━━ Given data

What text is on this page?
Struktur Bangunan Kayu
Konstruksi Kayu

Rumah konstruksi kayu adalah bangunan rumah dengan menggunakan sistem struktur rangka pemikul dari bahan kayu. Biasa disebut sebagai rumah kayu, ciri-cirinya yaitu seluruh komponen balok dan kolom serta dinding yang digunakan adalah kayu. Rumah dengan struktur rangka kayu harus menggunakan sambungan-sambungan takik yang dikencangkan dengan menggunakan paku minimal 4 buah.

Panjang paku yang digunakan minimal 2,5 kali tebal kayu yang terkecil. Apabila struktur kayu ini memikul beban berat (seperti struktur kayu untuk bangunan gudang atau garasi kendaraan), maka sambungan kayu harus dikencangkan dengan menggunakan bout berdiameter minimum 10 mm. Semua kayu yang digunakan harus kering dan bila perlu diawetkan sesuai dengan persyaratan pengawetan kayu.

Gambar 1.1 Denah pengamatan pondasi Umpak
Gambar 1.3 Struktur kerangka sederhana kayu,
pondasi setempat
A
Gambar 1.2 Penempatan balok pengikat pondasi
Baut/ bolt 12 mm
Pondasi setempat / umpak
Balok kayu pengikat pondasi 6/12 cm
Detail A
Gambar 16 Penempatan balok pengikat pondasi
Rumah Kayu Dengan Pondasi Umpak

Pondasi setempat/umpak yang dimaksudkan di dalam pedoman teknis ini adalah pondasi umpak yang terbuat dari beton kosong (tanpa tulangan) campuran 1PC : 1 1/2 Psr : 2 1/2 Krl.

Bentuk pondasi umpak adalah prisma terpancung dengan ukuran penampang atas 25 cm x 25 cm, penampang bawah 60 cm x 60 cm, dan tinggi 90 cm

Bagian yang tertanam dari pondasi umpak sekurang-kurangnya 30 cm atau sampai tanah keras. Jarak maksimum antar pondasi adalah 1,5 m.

━━━━

**Directive:**
List every line above that contains the word "Rumah".

**Task solution:**
Rumah konstruksi kayu adalah bangunan rumah dengan menggunakan sistem struktur rangka pemikul dari bahan kayu. Biasa disebut sebagai rumah kayu, ciri-cirinya yaitu seluruh komponen balok dan kolom serta dinding yang digunakan adalah kayu. Rumah dengan struktur rangka kayu harus menggunakan sambungan-sambungan takik yang dikencangkan dengan menggunakan paku minimal 4 buah.
Rumah Kayu Dengan Pondasi Umpak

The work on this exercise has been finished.